Was there a shortage of food?

Beef was very short. People ate a lot of chicken, and if you could get fish, eggs. Spam was a basic commodity. Everybody ate it. I remember a place downtown that sold horse meat (See Ration). My sister and I decided we would try it so we bought a couple of pounds of hamburg and a couple of steaks. We cooked the steaks for our husbands and all the while we couldn't eat them because we knew what it was, but the men thought it was great!

Did you follow the course of the war?

Oh, yes! We would listen to the radio at night and they would tell you. One particular Sunday night the Germans sunk the Wales and the Repulse which were British ships. When you're listening to it on the radio, it was like it was actually happening. It's very profound to think this is actually happening somewhere in the world and you're sitting safe in your house. There was one particular program which made a big impression on me about a woman called the "Beast of Belsen," her name was Elsa Koch. I never forgot that name. She used to make lamp shades out of human skin.

How did you keep in touch with your husband?

They had what you call a V-mail letter. It went through like a micro-dot, micro-film I guess it was. You wrote these letters and they went through a computer and when your husband opened it, it was like an envelope and a sheet of paper, and if anything was said that wasn't right it was just blocked out. I did get a few letter with the pieces cut out. If there was anything very interesting or important in the back of it that went too, and you couldn't just use one side of the paper because it was a premium, especially for the men overseas.

What was it like when you heard the war had ended?

They had a big victory parade in East Providence. I allowed my son to go with all his friends and they marched in it, and he was just a toddler. At that time we were all so naive, not only young people, even adults, grandparents, the whole world was naive, until after the war.

# STORED ROWS
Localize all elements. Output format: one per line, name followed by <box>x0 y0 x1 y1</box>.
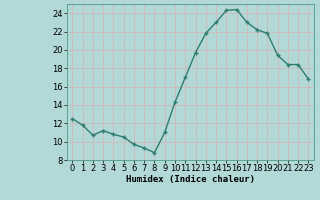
X-axis label: Humidex (Indice chaleur): Humidex (Indice chaleur) <box>126 175 255 184</box>
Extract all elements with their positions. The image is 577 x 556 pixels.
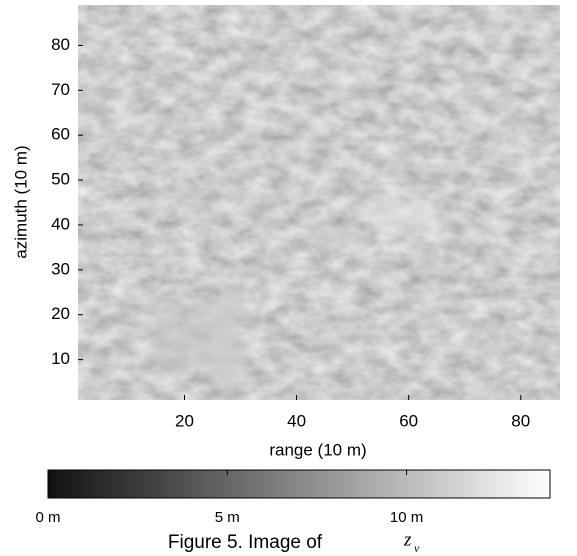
image xyxy=(78,5,560,400)
x-tick-label: 60 xyxy=(399,411,418,430)
colorbar xyxy=(47,469,551,499)
caption-subscript: v xyxy=(414,541,420,555)
caption-symbol: z xyxy=(403,529,412,550)
y-tick-label: 80 xyxy=(51,35,70,54)
y-tick-label: 50 xyxy=(51,170,70,189)
colorbar-tick-label: 0 m xyxy=(35,509,60,526)
x-tick-label: 20 xyxy=(175,411,194,430)
y-tick-label: 20 xyxy=(51,304,70,323)
bright-areas xyxy=(150,202,432,390)
y-tick-label: 30 xyxy=(51,259,70,278)
x-tick-label: 40 xyxy=(287,411,306,430)
y-tick-label: 10 xyxy=(51,349,70,368)
colorbar-tick-label: 5 m xyxy=(215,509,240,526)
x-tick-label: 80 xyxy=(511,411,530,430)
y-axis-label: azimuth (10 m) xyxy=(11,145,30,258)
y-tick-label: 60 xyxy=(51,125,70,144)
y-tick-label: 40 xyxy=(51,214,70,233)
y-tick-label: 70 xyxy=(51,80,70,99)
colorbar-tick-label: 10 m xyxy=(390,509,423,526)
x-axis-label: range (10 m) xyxy=(269,440,366,459)
caption: Figure 5. Image of xyxy=(168,532,323,553)
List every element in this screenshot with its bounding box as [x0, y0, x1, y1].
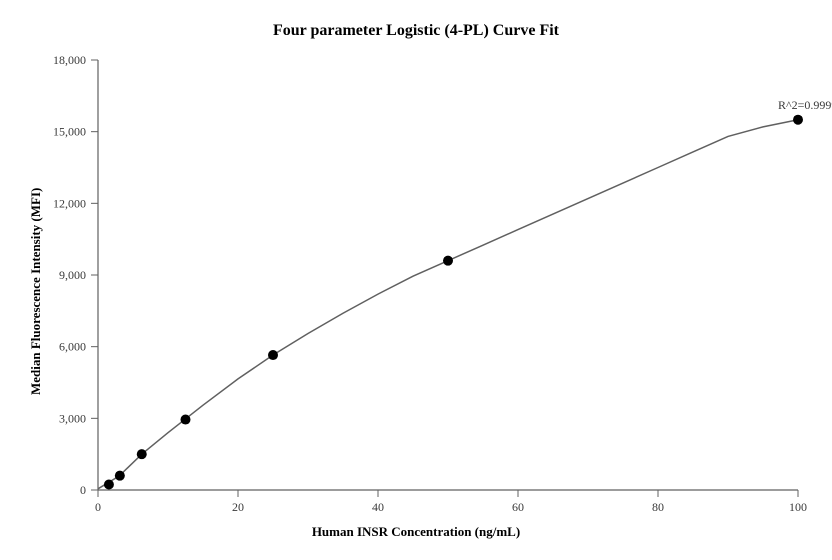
r-squared-annotation: R^2=0.9999 — [778, 98, 832, 113]
x-tick-label: 40 — [372, 500, 384, 514]
x-tick-label: 60 — [512, 500, 524, 514]
y-tick-label: 15,000 — [53, 125, 86, 139]
data-point — [137, 449, 147, 459]
data-point — [793, 115, 803, 125]
x-tick-label: 20 — [232, 500, 244, 514]
y-axis-label: Median Fluorescence Intensity (MFI) — [28, 188, 44, 395]
y-tick-label: 0 — [80, 483, 86, 497]
data-point — [443, 256, 453, 266]
chart-container: Four parameter Logistic (4-PL) Curve Fit… — [0, 0, 832, 560]
x-axis-label: Human INSR Concentration (ng/mL) — [0, 524, 832, 540]
chart-title: Four parameter Logistic (4-PL) Curve Fit — [0, 22, 832, 40]
x-tick-label: 0 — [95, 500, 101, 514]
y-tick-label: 18,000 — [53, 53, 86, 67]
x-tick-label: 80 — [652, 500, 664, 514]
data-point — [268, 350, 278, 360]
x-tick-label: 100 — [789, 500, 807, 514]
data-point — [104, 480, 114, 490]
data-point — [181, 415, 191, 425]
y-tick-label: 3,000 — [59, 411, 86, 425]
y-tick-label: 9,000 — [59, 268, 86, 282]
y-tick-label: 12,000 — [53, 196, 86, 210]
chart-svg: 0 3,000 6,000 9,000 12,000 15,000 18,000 0 20 40 6… — [0, 0, 832, 560]
data-point — [115, 471, 125, 481]
y-tick-label: 6,000 — [59, 340, 86, 354]
fit-curve — [98, 120, 798, 489]
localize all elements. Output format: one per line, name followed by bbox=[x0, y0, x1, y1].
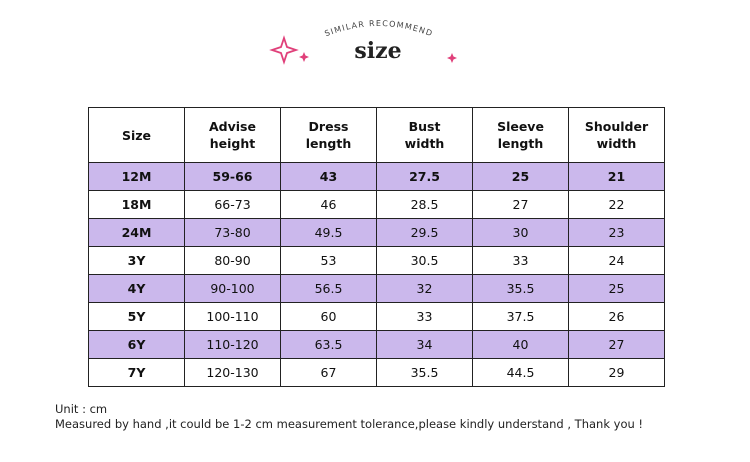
table-row: 3Y 80-90 53 30.5 33 24 bbox=[88, 246, 665, 275]
size-table: Size Advise height Dress length Bust width S… bbox=[88, 107, 665, 387]
table-cell: 28.5 bbox=[376, 190, 473, 219]
column-header: Size bbox=[88, 107, 185, 163]
table-cell: 40 bbox=[472, 330, 569, 359]
table-cell: 49.5 bbox=[280, 218, 377, 247]
note: Unit : cm bbox=[55, 402, 108, 416]
table-cell: 4Y bbox=[88, 274, 185, 303]
header: SIMILAR RECOMMEND size bbox=[269, 19, 457, 65]
table-cell: 63.5 bbox=[280, 330, 377, 359]
title: size bbox=[354, 38, 401, 64]
table-row: 6Y 110-120 63.5 34 40 27 bbox=[88, 330, 665, 359]
table-cell: 7Y bbox=[88, 358, 185, 387]
column-header: Bust width bbox=[376, 107, 473, 163]
table-cell: 73-80 bbox=[184, 218, 281, 247]
subtitle-path: SIMILAR RECOMMEND bbox=[323, 19, 433, 38]
table-cell: 43 bbox=[280, 162, 377, 191]
table-cell: 33 bbox=[376, 302, 473, 331]
column-header: Shoulder width bbox=[568, 107, 665, 163]
table-cell: 44.5 bbox=[472, 358, 569, 387]
table-row: 7Y 120-130 67 35.5 44.5 29 bbox=[88, 358, 665, 387]
note: Measured by hand ,it could be 1-2 cm mea… bbox=[55, 417, 644, 431]
table-cell: 37.5 bbox=[472, 302, 569, 331]
table-cell: 53 bbox=[280, 246, 377, 275]
table-cell: 60 bbox=[280, 302, 377, 331]
table-cell: 90-100 bbox=[184, 274, 281, 303]
sparkle bbox=[447, 53, 457, 63]
table-cell: 24M bbox=[88, 218, 185, 247]
table-cell: 21 bbox=[568, 162, 665, 191]
subtitle: SIMILAR RECOMMEND bbox=[323, 19, 434, 38]
table-cell: 5Y bbox=[88, 302, 185, 331]
table-cell: 24 bbox=[568, 246, 665, 275]
sparkle bbox=[299, 52, 309, 62]
table-cell: 6Y bbox=[88, 330, 185, 359]
table-row: 4Y 90-100 56.5 32 35.5 25 bbox=[88, 274, 665, 303]
table-cell: 3Y bbox=[88, 246, 185, 275]
table-cell: 35.5 bbox=[472, 274, 569, 303]
table-cell: 26 bbox=[568, 302, 665, 331]
table-row: 24M 73-80 49.5 29.5 30 23 bbox=[88, 218, 665, 247]
table-row: 18M 66-73 46 28.5 27 22 bbox=[88, 190, 665, 219]
table-cell: 33 bbox=[472, 246, 569, 275]
table-cell: 27 bbox=[568, 330, 665, 359]
table-cell: 30 bbox=[472, 218, 569, 247]
table-cell: 35.5 bbox=[376, 358, 473, 387]
table-cell: 67 bbox=[280, 358, 377, 387]
table-row: 12M 59-66 43 27.5 25 21 bbox=[88, 162, 665, 191]
table-cell: 34 bbox=[376, 330, 473, 359]
table-cell: 59-66 bbox=[184, 162, 281, 191]
column-header: Dress length bbox=[280, 107, 377, 163]
table-cell: 46 bbox=[280, 190, 377, 219]
table-cell: 22 bbox=[568, 190, 665, 219]
table-cell: 18M bbox=[88, 190, 185, 219]
table-cell: 25 bbox=[472, 162, 569, 191]
table-cell: 80-90 bbox=[184, 246, 281, 275]
sparkle bbox=[269, 35, 299, 65]
table-cell: 25 bbox=[568, 274, 665, 303]
table-cell: 12M bbox=[88, 162, 185, 191]
table-cell: 29 bbox=[568, 358, 665, 387]
table-cell: 27 bbox=[472, 190, 569, 219]
table-cell: 100-110 bbox=[184, 302, 281, 331]
table-cell: 30.5 bbox=[376, 246, 473, 275]
table-cell: 56.5 bbox=[280, 274, 377, 303]
column-header: Sleeve length bbox=[472, 107, 569, 163]
table-cell: 120-130 bbox=[184, 358, 281, 387]
table-cell: 110-120 bbox=[184, 330, 281, 359]
table-cell: 66-73 bbox=[184, 190, 281, 219]
table-cell: 32 bbox=[376, 274, 473, 303]
table-cell: 27.5 bbox=[376, 162, 473, 191]
column-header: Advise height bbox=[184, 107, 281, 163]
table-cell: 29.5 bbox=[376, 218, 473, 247]
table-row: 5Y 100-110 60 33 37.5 26 bbox=[88, 302, 665, 331]
header-row: Size Advise height Dress length Bust width S… bbox=[88, 107, 665, 163]
table-cell: 23 bbox=[568, 218, 665, 247]
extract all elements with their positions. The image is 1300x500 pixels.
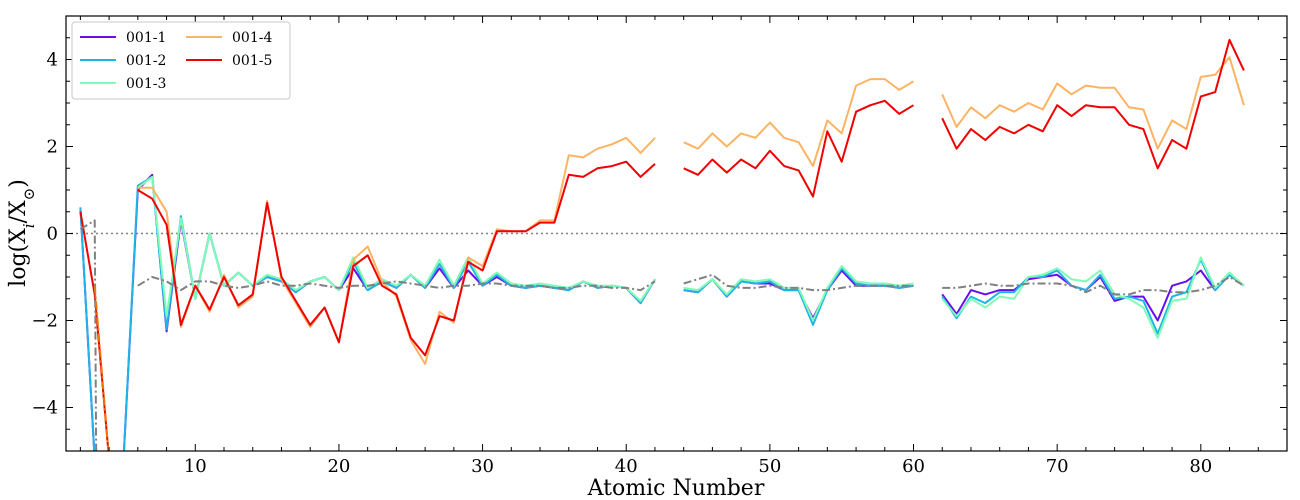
x-tick-label: 80 [1189, 456, 1212, 477]
x-tick-label: 10 [184, 456, 207, 477]
x-axis-label: Atomic Number [587, 476, 765, 500]
x-ticks: 10 20 30 40 50 60 70 80 [79, 16, 1288, 477]
x-tick-label: 20 [327, 456, 350, 477]
x-tick-label: 50 [758, 456, 781, 477]
legend-box [71, 21, 291, 100]
x-tick-label: 70 [1046, 456, 1069, 477]
y-tick-label: 0 [47, 224, 58, 245]
series-line-0 [79, 173, 1245, 451]
y-tick-label: −4 [31, 398, 58, 419]
series-line-6 [93, 285, 110, 451]
series-line-5 [79, 219, 1245, 451]
y-axis-label: log(Xi/X⊙) [6, 179, 38, 287]
y-tick-label: 4 [47, 50, 58, 71]
legend-label: 001-3 [126, 76, 166, 92]
series-line-4 [79, 38, 1245, 451]
legend-label: 001-5 [232, 53, 272, 69]
series-layer [79, 38, 1245, 451]
y-ticks: −4 −2 0 2 4 [31, 15, 1287, 452]
x-tick-label: 30 [471, 456, 494, 477]
legend-label: 001-4 [232, 30, 272, 46]
x-tick-label: 60 [902, 456, 925, 477]
legend: 001-1 001-2 001-3 001-4 001-5 [71, 21, 291, 100]
x-tick-label: 40 [615, 456, 638, 477]
series-line-3 [137, 56, 1245, 365]
series-line-1 [79, 175, 1245, 451]
y-tick-label: −2 [31, 311, 58, 332]
legend-label: 001-1 [126, 30, 166, 46]
legend-label: 001-2 [126, 53, 166, 69]
y-tick-label: 2 [47, 137, 58, 158]
plot-frame [65, 15, 1288, 452]
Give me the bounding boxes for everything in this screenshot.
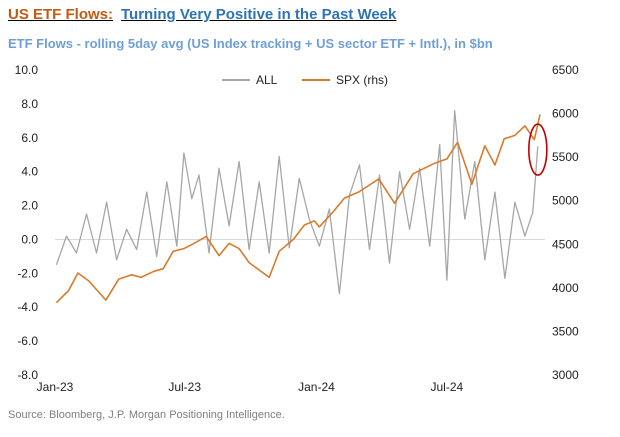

# JOB A
Translate this sentence from the wartime interview into Spanish: "Spam was a basic commodity."
# JOB B
Reproduce everything from the start of the records down to the line containing "Extract all elements with their positions. The image is 577", leaving out the pictures.
The interview text and the records are unrelated material.

# CORRECT RESPONSE A
El Spam era un producto básico.

# CORRECT RESPONSE B
Localize all elements. Output format: one per line, name followed by <box>x0 y0 x1 y1</box>.
X-axis label: Humidex (Indice chaleur): Humidex (Indice chaleur) <box>126 175 255 184</box>
Extract all elements with their positions. The image is 577 x 556 pixels.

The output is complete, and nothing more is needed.